TASK DETAILS — Find every line in the records below that contains the word "name", and copy each such line.

DATASET EXTRACT —
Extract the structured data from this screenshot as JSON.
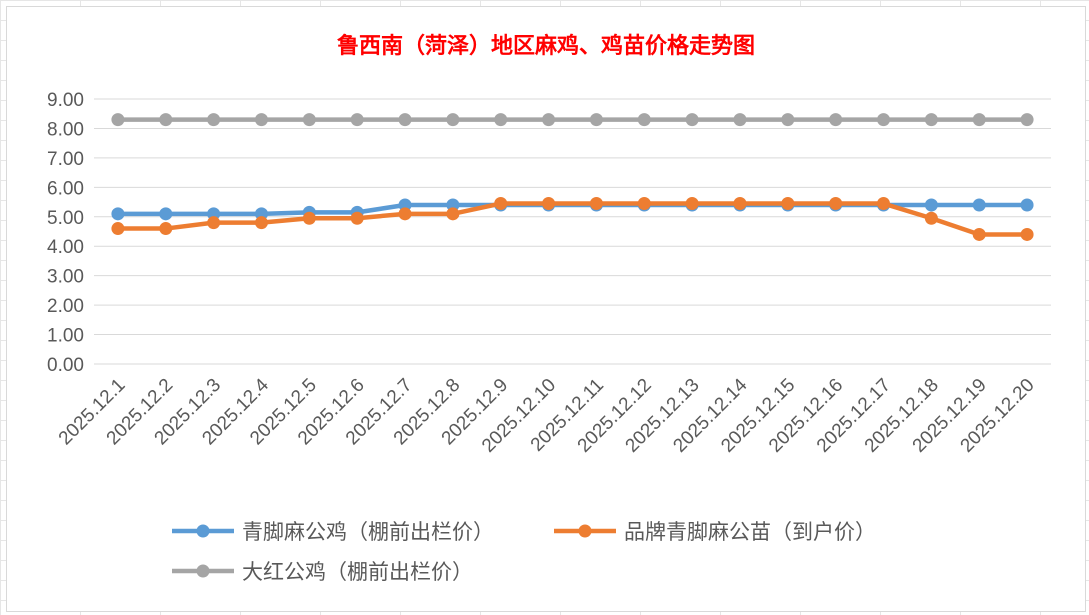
{
  "chart_data": {
    "type": "line",
    "title": "鲁西南（菏泽）地区麻鸡、鸡苗价格走势图",
    "xlabel": "",
    "ylabel": "",
    "ylim": [
      0,
      9
    ],
    "yticks": [
      "0.00",
      "1.00",
      "2.00",
      "3.00",
      "4.00",
      "5.00",
      "6.00",
      "7.00",
      "8.00",
      "9.00"
    ],
    "categories": [
      "2025.12.1",
      "2025.12.2",
      "2025.12.3",
      "2025.12.4",
      "2025.12.5",
      "2025.12.6",
      "2025.12.7",
      "2025.12.8",
      "2025.12.9",
      "2025.12.10",
      "2025.12.11",
      "2025.12.12",
      "2025.12.13",
      "2025.12.14",
      "2025.12.15",
      "2025.12.16",
      "2025.12.17",
      "2025.12.18",
      "2025.12.19",
      "2025.12.20"
    ],
    "grid": true,
    "legend_position": "bottom",
    "series": [
      {
        "name": "青脚麻公鸡（棚前出栏价）",
        "color": "#5b9bd5",
        "values": [
          5.1,
          5.1,
          5.1,
          5.1,
          5.15,
          5.15,
          5.4,
          5.4,
          5.4,
          5.4,
          5.4,
          5.4,
          5.4,
          5.4,
          5.4,
          5.4,
          5.4,
          5.4,
          5.4,
          5.4
        ]
      },
      {
        "name": "品牌青脚麻公苗（到户价）",
        "color": "#ed7d31",
        "values": [
          4.6,
          4.6,
          4.8,
          4.8,
          4.95,
          4.95,
          5.1,
          5.1,
          5.45,
          5.45,
          5.45,
          5.45,
          5.45,
          5.45,
          5.45,
          5.45,
          5.45,
          4.95,
          4.4,
          4.4
        ]
      },
      {
        "name": "大红公鸡（棚前出栏价）",
        "color": "#a5a5a5",
        "values": [
          8.3,
          8.3,
          8.3,
          8.3,
          8.3,
          8.3,
          8.3,
          8.3,
          8.3,
          8.3,
          8.3,
          8.3,
          8.3,
          8.3,
          8.3,
          8.3,
          8.3,
          8.3,
          8.3,
          8.3
        ]
      }
    ]
  },
  "colors": {
    "title": "#ff0000",
    "axis_text": "#595959",
    "gridline": "#d9d9d9"
  }
}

SOLVED EXERCISE —
        "name": "青脚麻公鸡（棚前出栏价）",
        "name": "品牌青脚麻公苗（到户价）",
        "name": "大红公鸡（棚前出栏价）",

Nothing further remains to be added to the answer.